* Start RAW DATA *

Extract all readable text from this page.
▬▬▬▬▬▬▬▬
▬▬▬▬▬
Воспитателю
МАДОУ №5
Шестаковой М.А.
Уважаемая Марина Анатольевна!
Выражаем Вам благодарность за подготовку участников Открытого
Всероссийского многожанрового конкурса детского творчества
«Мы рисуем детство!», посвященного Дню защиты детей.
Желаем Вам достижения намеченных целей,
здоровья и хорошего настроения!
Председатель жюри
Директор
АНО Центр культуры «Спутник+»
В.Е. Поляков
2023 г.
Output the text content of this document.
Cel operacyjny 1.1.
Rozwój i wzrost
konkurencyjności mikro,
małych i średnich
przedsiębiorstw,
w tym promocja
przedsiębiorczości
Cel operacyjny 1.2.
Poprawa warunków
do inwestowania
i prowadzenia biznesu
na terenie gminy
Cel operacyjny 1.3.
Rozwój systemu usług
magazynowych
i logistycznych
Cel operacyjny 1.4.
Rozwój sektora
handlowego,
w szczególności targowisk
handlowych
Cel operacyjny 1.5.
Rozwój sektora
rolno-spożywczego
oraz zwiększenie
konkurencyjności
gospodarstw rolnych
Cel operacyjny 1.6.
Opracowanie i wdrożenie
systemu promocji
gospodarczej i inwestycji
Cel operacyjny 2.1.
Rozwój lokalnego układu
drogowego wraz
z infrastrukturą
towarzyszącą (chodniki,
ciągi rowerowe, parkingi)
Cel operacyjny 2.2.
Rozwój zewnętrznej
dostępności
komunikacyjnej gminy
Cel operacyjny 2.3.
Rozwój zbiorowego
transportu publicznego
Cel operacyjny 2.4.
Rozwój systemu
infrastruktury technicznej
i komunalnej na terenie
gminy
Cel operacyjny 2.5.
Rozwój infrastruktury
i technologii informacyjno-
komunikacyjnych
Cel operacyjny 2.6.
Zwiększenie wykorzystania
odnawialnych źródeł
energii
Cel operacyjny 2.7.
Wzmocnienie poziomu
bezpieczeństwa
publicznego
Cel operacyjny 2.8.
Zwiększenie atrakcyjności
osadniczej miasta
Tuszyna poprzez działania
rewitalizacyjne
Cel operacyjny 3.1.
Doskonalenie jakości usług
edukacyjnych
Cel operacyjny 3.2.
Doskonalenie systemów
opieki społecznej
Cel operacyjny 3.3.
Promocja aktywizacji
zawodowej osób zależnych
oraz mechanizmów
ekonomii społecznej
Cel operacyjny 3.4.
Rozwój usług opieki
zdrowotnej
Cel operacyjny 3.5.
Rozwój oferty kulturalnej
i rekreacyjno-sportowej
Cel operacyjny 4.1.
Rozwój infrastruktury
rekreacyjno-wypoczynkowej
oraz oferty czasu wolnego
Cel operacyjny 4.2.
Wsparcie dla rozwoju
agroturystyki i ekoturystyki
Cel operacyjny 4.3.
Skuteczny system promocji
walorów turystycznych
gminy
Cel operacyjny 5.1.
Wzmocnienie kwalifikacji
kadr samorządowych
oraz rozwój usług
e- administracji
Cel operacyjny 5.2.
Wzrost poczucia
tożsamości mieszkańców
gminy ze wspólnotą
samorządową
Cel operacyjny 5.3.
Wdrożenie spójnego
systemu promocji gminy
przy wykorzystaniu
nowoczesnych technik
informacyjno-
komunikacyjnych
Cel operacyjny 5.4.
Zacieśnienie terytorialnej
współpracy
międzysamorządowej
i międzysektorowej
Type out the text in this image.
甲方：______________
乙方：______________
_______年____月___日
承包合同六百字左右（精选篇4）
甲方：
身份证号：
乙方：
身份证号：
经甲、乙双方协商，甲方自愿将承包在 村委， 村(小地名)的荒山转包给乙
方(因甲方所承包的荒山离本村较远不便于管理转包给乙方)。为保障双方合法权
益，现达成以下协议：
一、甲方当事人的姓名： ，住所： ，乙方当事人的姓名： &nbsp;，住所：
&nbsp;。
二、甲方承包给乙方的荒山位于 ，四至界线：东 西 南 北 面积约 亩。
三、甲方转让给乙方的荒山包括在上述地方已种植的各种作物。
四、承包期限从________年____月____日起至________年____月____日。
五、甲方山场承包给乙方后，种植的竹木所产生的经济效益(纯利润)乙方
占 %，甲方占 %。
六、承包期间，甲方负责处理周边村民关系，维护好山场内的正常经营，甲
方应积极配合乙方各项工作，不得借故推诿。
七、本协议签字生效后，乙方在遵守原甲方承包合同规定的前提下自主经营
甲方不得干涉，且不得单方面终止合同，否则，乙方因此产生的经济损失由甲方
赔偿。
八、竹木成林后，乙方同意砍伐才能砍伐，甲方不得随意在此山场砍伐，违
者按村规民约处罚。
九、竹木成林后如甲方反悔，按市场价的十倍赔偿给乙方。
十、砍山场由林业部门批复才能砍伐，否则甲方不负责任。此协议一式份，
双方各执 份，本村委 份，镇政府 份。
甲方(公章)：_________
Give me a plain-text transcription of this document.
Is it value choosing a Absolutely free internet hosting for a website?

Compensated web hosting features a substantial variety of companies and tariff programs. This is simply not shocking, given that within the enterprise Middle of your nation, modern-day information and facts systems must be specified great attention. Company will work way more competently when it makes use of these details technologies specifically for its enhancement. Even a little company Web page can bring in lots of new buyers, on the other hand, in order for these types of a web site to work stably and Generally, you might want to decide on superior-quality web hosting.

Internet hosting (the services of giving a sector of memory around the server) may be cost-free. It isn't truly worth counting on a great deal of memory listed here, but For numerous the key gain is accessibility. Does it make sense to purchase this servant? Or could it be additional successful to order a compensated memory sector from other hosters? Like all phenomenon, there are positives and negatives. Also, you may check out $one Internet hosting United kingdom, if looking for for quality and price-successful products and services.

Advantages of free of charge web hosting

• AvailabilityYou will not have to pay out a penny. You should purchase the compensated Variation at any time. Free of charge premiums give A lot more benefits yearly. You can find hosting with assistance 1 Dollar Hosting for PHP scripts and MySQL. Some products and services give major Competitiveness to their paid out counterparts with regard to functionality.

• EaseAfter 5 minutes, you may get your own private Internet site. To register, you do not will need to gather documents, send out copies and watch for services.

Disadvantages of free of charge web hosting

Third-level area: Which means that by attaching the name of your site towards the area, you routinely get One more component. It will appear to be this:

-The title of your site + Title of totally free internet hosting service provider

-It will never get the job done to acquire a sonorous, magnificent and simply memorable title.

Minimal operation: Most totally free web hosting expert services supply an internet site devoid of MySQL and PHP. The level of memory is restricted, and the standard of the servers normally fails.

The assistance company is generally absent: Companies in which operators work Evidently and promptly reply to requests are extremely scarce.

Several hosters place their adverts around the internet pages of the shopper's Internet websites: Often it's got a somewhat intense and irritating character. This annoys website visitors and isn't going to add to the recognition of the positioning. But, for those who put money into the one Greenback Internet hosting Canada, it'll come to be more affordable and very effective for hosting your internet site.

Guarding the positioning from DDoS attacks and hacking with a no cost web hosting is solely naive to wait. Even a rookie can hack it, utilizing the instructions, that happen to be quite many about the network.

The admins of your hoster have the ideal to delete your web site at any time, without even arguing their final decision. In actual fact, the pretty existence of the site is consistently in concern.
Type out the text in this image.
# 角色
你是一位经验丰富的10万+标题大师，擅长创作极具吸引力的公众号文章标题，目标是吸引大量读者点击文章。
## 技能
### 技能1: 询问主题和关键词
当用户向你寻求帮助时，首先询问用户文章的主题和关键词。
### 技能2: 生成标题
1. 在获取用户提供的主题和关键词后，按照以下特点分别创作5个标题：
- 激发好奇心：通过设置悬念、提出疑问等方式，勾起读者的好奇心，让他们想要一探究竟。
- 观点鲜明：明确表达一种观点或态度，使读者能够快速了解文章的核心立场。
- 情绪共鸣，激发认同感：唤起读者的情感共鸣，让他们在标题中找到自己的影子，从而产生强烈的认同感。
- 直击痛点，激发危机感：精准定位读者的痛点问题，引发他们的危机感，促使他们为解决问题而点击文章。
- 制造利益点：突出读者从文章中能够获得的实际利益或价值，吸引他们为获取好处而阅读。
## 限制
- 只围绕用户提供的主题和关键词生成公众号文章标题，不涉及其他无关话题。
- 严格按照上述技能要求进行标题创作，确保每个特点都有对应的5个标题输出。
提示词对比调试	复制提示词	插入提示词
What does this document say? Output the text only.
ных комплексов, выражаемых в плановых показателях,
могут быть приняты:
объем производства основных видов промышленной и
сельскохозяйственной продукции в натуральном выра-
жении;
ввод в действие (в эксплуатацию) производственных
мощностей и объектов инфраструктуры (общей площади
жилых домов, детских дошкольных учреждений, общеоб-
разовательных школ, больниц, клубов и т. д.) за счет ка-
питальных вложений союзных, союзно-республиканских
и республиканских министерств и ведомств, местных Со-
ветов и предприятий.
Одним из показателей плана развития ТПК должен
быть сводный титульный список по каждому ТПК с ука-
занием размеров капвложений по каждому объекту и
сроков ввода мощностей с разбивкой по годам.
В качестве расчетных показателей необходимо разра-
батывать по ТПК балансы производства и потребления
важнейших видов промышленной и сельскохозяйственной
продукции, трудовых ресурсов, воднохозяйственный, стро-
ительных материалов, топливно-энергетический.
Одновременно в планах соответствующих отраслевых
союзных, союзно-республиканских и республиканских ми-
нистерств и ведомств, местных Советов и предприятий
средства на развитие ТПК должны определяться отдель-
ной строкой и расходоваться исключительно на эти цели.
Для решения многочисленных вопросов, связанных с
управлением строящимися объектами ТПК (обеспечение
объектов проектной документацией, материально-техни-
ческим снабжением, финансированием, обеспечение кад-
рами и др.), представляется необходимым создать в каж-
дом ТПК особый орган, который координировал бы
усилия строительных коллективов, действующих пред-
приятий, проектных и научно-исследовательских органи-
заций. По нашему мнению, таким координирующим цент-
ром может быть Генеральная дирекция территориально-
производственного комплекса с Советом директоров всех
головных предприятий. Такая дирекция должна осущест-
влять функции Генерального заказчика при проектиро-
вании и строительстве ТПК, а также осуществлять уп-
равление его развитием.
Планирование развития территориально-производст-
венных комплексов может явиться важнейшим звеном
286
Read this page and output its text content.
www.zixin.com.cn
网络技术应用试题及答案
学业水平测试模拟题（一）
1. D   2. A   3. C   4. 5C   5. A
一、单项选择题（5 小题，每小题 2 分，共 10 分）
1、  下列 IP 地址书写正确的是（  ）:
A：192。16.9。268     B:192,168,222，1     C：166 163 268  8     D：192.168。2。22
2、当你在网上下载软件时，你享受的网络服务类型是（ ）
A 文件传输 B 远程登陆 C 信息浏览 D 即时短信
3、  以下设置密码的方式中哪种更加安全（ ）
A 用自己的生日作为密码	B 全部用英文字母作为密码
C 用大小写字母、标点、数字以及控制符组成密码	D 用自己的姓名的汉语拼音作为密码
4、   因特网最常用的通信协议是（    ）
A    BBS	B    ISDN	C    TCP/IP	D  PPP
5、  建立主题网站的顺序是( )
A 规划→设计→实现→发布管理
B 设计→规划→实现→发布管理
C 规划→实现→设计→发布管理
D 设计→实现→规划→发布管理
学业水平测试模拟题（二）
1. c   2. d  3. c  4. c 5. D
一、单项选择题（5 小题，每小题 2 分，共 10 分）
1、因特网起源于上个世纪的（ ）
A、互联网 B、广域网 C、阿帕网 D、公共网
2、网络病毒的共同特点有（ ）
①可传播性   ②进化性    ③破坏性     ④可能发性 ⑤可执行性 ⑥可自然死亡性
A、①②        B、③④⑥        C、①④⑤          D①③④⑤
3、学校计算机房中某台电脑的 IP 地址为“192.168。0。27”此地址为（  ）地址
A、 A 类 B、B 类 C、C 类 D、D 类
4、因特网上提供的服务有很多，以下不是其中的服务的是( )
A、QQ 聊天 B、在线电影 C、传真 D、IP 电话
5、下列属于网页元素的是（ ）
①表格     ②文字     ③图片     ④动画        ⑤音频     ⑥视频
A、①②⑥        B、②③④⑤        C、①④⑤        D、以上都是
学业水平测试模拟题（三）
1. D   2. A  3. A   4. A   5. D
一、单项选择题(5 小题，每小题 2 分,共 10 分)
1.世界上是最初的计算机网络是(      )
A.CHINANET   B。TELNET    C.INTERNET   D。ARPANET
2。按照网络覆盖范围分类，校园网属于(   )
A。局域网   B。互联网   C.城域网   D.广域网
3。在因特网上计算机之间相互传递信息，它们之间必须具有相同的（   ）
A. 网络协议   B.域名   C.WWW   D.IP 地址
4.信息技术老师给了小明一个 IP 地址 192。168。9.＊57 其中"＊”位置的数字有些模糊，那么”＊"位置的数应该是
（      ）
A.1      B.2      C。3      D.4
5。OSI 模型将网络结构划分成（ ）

* End RAW DATA *

*EXERCISE DESCRIPTION*.
Repeat only the stretch of lines starting at the one containing "Read this page and output its text content." and running to the final line of the entries above.

*RESPONSE*.
Read this page and output its text content.
www.zixin.com.cn
网络技术应用试题及答案
学业水平测试模拟题（一）
1. D   2. A   3. C   4. 5C   5. A
一、单项选择题（5 小题，每小题 2 分，共 10 分）
1、  下列 IP 地址书写正确的是（  ）:
A：192。16.9。268     B:192,168,222，1     C：166 163 268  8     D：192.168。2。22
2、当你在网上下载软件时，你享受的网络服务类型是（ ）
A 文件传输 B 远程登陆 C 信息浏览 D 即时短信
3、  以下设置密码的方式中哪种更加安全（ ）
A 用自己的生日作为密码	B 全部用英文字母作为密码
C 用大小写字母、标点、数字以及控制符组成密码	D 用自己的姓名的汉语拼音作为密码
4、   因特网最常用的通信协议是（    ）
A    BBS	B    ISDN	C    TCP/IP	D  PPP
5、  建立主题网站的顺序是( )
A 规划→设计→实现→发布管理
B 设计→规划→实现→发布管理
C 规划→实现→设计→发布管理
D 设计→实现→规划→发布管理
学业水平测试模拟题（二）
1. c   2. d  3. c  4. c 5. D
一、单项选择题（5 小题，每小题 2 分，共 10 分）
1、因特网起源于上个世纪的（ ）
A、互联网 B、广域网 C、阿帕网 D、公共网
2、网络病毒的共同特点有（ ）
①可传播性   ②进化性    ③破坏性     ④可能发性 ⑤可执行性 ⑥可自然死亡性
A、①②        B、③④⑥        C、①④⑤          D①③④⑤
3、学校计算机房中某台电脑的 IP 地址为“192.168。0。27”此地址为（  ）地址
A、 A 类 B、B 类 C、C 类 D、D 类
4、因特网上提供的服务有很多，以下不是其中的服务的是( )
A、QQ 聊天 B、在线电影 C、传真 D、IP 电话
5、下列属于网页元素的是（ ）
①表格     ②文字     ③图片     ④动画        ⑤音频     ⑥视频
A、①②⑥        B、②③④⑤        C、①④⑤        D、以上都是
学业水平测试模拟题（三）
1. D   2. A  3. A   4. A   5. D
一、单项选择题(5 小题，每小题 2 分,共 10 分)
1.世界上是最初的计算机网络是(      )
A.CHINANET   B。TELNET    C.INTERNET   D。ARPANET
2。按照网络覆盖范围分类，校园网属于(   )
A。局域网   B。互联网   C.城域网   D.广域网
3。在因特网上计算机之间相互传递信息，它们之间必须具有相同的（   ）
A. 网络协议   B.域名   C.WWW   D.IP 地址
4.信息技术老师给了小明一个 IP 地址 192。168。9.＊57 其中"＊”位置的数字有些模糊，那么”＊"位置的数应该是
（      ）
A.1      B.2      C。3      D.4
5。OSI 模型将网络结构划分成（ ）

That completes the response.